Selingo concludes with a serious warning:  “Taken together, those announcements portend one potential future of higher ed that’s more collaborative, social, virtual, and peer-to-peer—and where introductory courses are commodities offered free or close to free. That vision leaves room for a slice of traditional colleges to compete either by essentially moving down market or by validating such learning by being the gatekeeper at the end by offering capstone, upper-level courses and granting degrees.

Right now, the biggest hurdle to many of these new course-delivery ideas is the corner that traditional colleges have on the credential market. That right is conferred on them courtesy of the federal government’s student-aid system, built on accreditation.

But unless traditional colleges figure out a way to incorporate the new players and their ideas, such as MIT did recently, the innovators will figure out a way around the credentialing hurdle that will be acceptable to students, parents, and, most important, employers. And when they do, a part of the higher-ed market will be disrupted and rebuilt with students at the center.

We’re having some serious discussions about these issues and how SPSU should respond to them at the Deans Council (and an interesting thread has begun to develop within the School of CSE).  The issues are complex.  Online instruction is getting more and more sophisticated, and as noted above, available at low or no cost.  While most students can’t learn on their own from a textbook, is anyone willing to bet the farm that larger fractions of students won’t be able to learn on their own as online media continues to mature? 

As they do (if this view is correct, and it sure looks like it is), we’ll be faced with increasingly significant numbers of students coming to our door with badges, certificates, industrial certifications, courses from private online providers, and other forms of non-traditional “evidence of learning”, and wanting to convert them into college credits and apply them to a college degree.   How we handle this will impact our future in many ways.  More on this as it develops.


Last Week’s Trivia Contest

Last week’s contest was about inventors and inventions.  Our winner was Hussein Abaza, with all five right.  Here are the correct answers:

  1. What 1947 invention allowed for pocket-sized radios?  The Transistor
  2. He averaged one patent for every three weeks of his life.  Thomas Edison
  3. What type of structure did R. Buckminster Fuller patent in 1954? The geodesic dome
  4. Alexander Cummings got the first patent for this indispensable invention we each use every day.  The flush toilet
  5. What was the name of the British 2nd lieutenant who got the idea in 1784 of filling a hollow cannonball with musket balls (shot) and a charge of gunpowder?  Henry Shrapnel of the Royal Artillery.  Yes, that’s where the word “shrapnel” comes from.


This Week’s Trivia Challenge

This week’s contest focuses on candy.  The first with the most takes the prize.  No looking up the answers now!

  1. The town of Derry Church, PA got this new name because of the large chocolate manufacturer based there.
  2. This candy got its name because it looks like a life preserver.  The original flavor was peppermint.
  3. What brand of candy bar originally contained three pieces:  one vanilla, one chocolate, and one strawberry?  (It doesn’t any more.)
  4. What brand of candy bar was, according to the company that made it, named after president Grover Cleveland’s daughter?
  5. What brand of candy bar was named after its inventor’s family’s horse?

Instructions for the task: Reproduce the newsletter passage word for word from "Last week’s contest" to "the answers now!".

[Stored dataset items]
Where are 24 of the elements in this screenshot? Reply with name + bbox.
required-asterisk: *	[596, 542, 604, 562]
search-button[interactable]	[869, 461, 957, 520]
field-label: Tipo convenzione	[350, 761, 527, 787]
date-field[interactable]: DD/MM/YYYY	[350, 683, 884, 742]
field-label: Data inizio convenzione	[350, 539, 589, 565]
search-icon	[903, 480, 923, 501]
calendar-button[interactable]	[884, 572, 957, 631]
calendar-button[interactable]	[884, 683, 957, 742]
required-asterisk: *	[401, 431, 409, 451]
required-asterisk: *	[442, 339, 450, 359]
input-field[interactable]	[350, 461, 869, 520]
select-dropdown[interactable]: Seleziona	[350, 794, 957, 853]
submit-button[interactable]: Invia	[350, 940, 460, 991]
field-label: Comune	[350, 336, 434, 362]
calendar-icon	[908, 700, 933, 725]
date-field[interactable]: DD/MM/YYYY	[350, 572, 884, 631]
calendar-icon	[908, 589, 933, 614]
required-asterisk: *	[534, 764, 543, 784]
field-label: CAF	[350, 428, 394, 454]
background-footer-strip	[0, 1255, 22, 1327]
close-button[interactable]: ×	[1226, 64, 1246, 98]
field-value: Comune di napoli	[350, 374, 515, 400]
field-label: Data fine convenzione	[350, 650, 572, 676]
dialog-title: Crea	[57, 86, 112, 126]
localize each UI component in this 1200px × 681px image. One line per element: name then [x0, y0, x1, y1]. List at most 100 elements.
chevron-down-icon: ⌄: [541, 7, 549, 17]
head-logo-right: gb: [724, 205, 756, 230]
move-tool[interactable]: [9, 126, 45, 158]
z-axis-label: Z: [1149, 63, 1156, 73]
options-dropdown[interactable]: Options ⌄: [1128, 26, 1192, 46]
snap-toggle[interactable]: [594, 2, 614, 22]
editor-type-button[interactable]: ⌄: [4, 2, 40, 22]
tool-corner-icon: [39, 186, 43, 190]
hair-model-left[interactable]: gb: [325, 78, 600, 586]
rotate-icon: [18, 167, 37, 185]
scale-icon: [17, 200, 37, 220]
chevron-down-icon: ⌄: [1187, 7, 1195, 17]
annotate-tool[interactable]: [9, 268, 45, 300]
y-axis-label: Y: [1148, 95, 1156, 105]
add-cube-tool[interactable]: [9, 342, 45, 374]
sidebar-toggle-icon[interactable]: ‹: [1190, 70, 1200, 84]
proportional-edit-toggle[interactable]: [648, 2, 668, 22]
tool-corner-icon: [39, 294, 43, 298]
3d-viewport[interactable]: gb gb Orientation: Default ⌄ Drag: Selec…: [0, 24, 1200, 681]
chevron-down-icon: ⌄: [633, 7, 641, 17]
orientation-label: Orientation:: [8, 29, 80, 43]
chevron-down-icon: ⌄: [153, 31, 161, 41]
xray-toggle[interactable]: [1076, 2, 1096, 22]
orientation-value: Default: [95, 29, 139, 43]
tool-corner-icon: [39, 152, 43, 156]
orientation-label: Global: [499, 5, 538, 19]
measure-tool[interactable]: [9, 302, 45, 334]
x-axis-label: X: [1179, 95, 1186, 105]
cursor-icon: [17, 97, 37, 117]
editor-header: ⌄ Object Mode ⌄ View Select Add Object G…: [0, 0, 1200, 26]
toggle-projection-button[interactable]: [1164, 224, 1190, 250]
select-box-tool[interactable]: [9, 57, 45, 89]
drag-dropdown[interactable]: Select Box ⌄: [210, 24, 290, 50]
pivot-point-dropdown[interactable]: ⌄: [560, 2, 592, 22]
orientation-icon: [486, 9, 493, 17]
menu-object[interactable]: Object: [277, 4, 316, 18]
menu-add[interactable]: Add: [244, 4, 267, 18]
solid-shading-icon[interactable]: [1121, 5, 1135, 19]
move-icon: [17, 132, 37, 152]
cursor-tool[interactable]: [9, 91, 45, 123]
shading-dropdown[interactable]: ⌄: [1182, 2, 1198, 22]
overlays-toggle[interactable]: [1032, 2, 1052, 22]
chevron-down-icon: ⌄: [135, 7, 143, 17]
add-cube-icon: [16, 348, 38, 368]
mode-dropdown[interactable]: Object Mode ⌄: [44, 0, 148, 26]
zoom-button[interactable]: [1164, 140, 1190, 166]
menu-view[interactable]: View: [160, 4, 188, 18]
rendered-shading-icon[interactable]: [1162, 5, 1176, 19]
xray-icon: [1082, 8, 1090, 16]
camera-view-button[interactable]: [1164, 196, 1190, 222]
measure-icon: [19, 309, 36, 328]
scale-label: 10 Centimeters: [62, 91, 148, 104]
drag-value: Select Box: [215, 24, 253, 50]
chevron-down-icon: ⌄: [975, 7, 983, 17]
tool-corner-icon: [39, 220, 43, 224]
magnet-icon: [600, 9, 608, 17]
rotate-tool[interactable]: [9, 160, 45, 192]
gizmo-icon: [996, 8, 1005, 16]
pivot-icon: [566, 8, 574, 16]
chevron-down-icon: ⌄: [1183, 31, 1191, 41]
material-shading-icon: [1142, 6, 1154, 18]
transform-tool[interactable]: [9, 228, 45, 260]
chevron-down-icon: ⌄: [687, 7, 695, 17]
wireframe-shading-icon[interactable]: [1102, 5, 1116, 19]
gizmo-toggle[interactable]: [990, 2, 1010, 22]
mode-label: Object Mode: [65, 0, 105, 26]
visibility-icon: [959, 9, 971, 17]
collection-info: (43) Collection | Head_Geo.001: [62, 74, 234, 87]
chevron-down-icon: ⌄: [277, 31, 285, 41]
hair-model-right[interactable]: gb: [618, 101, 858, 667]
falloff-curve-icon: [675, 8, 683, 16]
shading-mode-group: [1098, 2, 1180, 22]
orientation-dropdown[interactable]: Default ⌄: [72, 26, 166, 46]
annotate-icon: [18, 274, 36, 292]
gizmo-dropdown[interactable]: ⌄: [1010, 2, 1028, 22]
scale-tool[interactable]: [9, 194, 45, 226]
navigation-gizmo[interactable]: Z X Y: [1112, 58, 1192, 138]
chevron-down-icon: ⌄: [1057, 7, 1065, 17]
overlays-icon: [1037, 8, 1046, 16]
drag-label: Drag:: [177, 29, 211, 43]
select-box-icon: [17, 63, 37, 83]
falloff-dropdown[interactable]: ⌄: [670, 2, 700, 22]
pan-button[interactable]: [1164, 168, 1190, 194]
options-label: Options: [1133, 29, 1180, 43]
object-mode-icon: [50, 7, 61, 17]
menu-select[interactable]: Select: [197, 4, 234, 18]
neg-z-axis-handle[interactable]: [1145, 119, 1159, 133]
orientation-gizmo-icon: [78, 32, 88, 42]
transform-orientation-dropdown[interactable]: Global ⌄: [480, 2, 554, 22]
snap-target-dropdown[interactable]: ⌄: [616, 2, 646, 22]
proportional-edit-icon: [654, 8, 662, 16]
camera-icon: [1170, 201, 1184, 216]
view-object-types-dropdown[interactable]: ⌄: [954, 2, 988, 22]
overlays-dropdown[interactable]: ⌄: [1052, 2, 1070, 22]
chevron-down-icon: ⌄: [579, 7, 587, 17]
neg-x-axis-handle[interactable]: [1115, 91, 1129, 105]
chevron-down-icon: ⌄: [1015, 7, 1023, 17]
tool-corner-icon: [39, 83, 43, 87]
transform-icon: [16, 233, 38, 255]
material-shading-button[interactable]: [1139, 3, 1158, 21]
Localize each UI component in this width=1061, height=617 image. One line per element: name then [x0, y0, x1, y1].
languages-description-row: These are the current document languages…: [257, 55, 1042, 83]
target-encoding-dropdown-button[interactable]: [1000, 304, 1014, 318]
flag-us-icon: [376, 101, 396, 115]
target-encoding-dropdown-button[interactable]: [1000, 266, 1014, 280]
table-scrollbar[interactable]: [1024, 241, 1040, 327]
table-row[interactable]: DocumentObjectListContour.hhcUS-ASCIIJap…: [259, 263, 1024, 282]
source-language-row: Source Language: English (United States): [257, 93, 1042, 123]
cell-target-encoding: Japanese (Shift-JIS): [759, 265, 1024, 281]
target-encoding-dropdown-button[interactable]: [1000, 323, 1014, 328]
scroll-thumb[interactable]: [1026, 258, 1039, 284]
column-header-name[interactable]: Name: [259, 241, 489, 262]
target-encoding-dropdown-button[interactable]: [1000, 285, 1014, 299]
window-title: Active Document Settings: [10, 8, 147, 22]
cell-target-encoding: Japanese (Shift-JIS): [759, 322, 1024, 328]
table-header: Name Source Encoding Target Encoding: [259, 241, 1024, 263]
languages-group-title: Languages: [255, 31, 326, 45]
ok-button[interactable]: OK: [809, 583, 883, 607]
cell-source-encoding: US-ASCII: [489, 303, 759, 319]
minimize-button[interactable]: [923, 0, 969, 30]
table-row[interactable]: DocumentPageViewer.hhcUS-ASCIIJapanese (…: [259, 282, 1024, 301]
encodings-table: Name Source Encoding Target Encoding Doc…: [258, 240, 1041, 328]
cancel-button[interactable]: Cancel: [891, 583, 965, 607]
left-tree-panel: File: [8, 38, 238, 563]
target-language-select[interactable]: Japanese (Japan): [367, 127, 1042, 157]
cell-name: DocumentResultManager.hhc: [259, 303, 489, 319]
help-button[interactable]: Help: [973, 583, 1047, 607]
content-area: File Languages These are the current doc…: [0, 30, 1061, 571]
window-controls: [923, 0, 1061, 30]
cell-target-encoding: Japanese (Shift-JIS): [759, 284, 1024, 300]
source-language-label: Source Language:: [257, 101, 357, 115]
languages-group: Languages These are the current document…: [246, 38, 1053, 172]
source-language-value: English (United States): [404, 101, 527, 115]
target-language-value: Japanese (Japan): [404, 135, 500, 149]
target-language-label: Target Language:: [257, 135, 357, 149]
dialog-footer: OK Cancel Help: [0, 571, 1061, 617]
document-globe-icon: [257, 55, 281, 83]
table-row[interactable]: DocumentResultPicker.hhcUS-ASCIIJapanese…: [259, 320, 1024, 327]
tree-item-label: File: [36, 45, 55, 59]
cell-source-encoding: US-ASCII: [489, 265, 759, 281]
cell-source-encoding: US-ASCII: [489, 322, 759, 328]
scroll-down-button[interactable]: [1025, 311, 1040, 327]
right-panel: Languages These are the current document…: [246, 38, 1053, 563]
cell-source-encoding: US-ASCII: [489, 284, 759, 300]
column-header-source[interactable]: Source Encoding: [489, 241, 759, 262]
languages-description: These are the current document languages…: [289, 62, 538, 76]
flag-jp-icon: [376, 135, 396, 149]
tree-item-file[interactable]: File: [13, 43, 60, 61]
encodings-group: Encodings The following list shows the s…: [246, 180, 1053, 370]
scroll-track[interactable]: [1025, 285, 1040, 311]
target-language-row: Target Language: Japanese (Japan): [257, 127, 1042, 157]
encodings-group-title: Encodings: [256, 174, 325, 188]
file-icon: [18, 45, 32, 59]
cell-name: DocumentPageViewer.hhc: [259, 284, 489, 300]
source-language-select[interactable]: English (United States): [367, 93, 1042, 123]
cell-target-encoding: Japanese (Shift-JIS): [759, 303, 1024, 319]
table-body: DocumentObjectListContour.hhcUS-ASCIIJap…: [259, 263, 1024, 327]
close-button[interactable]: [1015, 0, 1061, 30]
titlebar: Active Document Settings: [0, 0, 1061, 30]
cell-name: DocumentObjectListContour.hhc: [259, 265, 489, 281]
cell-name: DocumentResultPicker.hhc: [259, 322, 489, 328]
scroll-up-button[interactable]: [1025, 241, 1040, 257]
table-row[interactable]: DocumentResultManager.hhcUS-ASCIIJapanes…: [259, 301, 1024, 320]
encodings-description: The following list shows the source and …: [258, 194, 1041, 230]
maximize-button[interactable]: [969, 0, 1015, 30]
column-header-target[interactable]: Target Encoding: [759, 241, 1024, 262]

Solved problem:
Last week’s contest was about inventors and inventions.  Our winner was Hussein Abaza, with all five right.  Here are the correct answers:

  1. What 1947 invention allowed for pocket-sized radios?  The Transistor
  2. He averaged one patent for every three weeks of his life.  Thomas Edison
  3. What type of structure did R. Buckminster Fuller patent in 1954? The geodesic dome
  4. Alexander Cummings got the first patent for this indispensable invention we each use every day.  The flush toilet
  5. What was the name of the British 2nd lieutenant who got the idea in 1784 of filling a hollow cannonball with musket balls (shot) and a charge of gunpowder?  Henry Shrapnel of the Royal Artillery.  Yes, that’s where the word “shrapnel” comes from.


This Week’s Trivia Challenge

This week’s contest focuses on candy.  The first with the most takes the prize.  No looking up the answers now!